_EXERCISE SET_:
• a. List every phrase in the student housing text that gives a number of years ago.
• b. Please carry the student housing text forward from its last sentence.

Seventy-five years ago, there was no large-scale student housing as we now know it. Students then lived in a student house belonging to a student association or they lived at the home of a “hospita” or “hospes” – a landlady or landlord. The first large block of student flats appeared in the 1950's and more followed. The landlady remained popular for many decades. Thirty years ago, in addition to the rental of its own large block of student flats, DUWO also had a room office that acted as an intermediary between students and landladies. Eventually, the landlady became less popular. But that is now changing. Private room rental is coming back to life. Hospi Housing is doing it with success.


Five years ago, Daan Donkers was studying public administration in Utrecht. He was doing a master in international relations, along with many foreign students. “Then I received a mail from a lecturer with the question ‘Can you look around and see if someone has a room to let? I have several foreign students here who have now been searching for months. They are still in a hotel, but they can no longer afford that. If they don’t find something soon, they will have to stop their education and return home.’”

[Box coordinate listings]
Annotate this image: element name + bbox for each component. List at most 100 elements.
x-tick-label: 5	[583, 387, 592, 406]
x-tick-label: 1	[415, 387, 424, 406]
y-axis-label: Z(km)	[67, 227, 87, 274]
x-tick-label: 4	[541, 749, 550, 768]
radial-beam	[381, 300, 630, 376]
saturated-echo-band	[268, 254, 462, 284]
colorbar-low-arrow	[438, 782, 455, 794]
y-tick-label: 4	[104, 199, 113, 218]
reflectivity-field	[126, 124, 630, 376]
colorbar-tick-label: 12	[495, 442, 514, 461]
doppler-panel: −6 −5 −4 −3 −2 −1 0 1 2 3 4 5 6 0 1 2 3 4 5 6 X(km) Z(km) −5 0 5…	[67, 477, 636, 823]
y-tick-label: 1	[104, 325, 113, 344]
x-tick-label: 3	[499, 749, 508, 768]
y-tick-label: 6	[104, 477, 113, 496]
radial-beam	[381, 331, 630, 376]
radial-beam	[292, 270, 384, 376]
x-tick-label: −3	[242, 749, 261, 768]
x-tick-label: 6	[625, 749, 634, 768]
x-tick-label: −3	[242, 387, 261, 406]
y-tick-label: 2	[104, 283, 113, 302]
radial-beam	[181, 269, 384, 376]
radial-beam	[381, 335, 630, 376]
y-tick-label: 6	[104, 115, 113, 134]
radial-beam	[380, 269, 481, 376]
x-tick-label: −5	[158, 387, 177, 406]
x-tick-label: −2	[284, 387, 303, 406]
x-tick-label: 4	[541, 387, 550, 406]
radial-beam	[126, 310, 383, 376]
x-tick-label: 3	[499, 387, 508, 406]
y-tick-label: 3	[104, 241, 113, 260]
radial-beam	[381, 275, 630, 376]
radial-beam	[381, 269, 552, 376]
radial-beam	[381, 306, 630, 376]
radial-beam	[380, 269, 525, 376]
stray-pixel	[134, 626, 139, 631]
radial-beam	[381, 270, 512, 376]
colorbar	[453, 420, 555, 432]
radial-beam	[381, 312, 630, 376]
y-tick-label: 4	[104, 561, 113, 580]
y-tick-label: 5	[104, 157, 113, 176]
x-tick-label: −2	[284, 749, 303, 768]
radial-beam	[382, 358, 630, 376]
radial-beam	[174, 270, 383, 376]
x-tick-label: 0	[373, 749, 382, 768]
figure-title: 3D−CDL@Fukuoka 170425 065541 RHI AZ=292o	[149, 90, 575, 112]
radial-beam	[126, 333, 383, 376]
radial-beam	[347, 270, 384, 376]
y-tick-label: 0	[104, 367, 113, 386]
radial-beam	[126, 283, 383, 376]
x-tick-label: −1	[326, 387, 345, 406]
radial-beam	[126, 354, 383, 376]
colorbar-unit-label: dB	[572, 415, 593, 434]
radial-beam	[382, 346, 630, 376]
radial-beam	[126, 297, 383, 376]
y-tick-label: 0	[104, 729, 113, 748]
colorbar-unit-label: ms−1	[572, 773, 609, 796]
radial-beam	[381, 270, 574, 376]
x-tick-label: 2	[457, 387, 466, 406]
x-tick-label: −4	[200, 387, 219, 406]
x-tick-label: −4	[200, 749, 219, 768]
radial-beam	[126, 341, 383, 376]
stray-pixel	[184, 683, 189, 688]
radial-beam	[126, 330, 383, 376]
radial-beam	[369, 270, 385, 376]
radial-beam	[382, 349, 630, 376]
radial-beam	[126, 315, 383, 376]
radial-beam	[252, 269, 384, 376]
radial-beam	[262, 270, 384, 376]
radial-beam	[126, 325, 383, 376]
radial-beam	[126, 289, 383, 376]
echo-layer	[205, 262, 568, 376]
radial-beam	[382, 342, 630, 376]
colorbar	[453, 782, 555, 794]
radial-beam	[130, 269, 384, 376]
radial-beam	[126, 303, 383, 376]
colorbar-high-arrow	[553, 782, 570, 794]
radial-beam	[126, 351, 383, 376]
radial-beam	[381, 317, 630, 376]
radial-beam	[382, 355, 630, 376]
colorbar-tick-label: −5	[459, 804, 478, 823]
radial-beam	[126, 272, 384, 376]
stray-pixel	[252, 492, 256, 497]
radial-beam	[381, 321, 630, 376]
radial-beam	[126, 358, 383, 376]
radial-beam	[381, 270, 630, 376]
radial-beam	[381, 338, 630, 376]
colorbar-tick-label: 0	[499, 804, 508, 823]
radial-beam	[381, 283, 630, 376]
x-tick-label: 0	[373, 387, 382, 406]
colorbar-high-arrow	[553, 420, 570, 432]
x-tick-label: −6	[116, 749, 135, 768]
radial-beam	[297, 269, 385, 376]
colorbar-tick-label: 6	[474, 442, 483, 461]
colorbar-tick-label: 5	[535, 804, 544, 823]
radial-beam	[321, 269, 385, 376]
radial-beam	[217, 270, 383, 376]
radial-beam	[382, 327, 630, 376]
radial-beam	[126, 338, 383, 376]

_RESULTS BY TASK_:
• a.
Seventy-five years ago
Thirty years ago
Five years ago

• b.
Ana Lucia

It was an eye-opener for Daan: that the need for rooms was so urgent that some foreign students just had to return home. His own positive experience with a landlady abroad was the decisive factor. Daan explains: “I was doing an internship in Columbia. I found a room by an older woman there. She was called Ana Lucia; she lived alone, had a free room, and found it sociable to have a young person in her house. And that worked very well. A very good connection developed, a sort of friendship, and it was also nice that I had someone who could show me my way around a strange country. I thought: Does this also exist in the Netherlands? Then I looked into the situation. It had worked well in the past, students renting rooms from landladies. I heard from many parents and other people of that generation that they had also rented a room from a landlady during their study. I thought, if it worked then, maybe it can also work now.”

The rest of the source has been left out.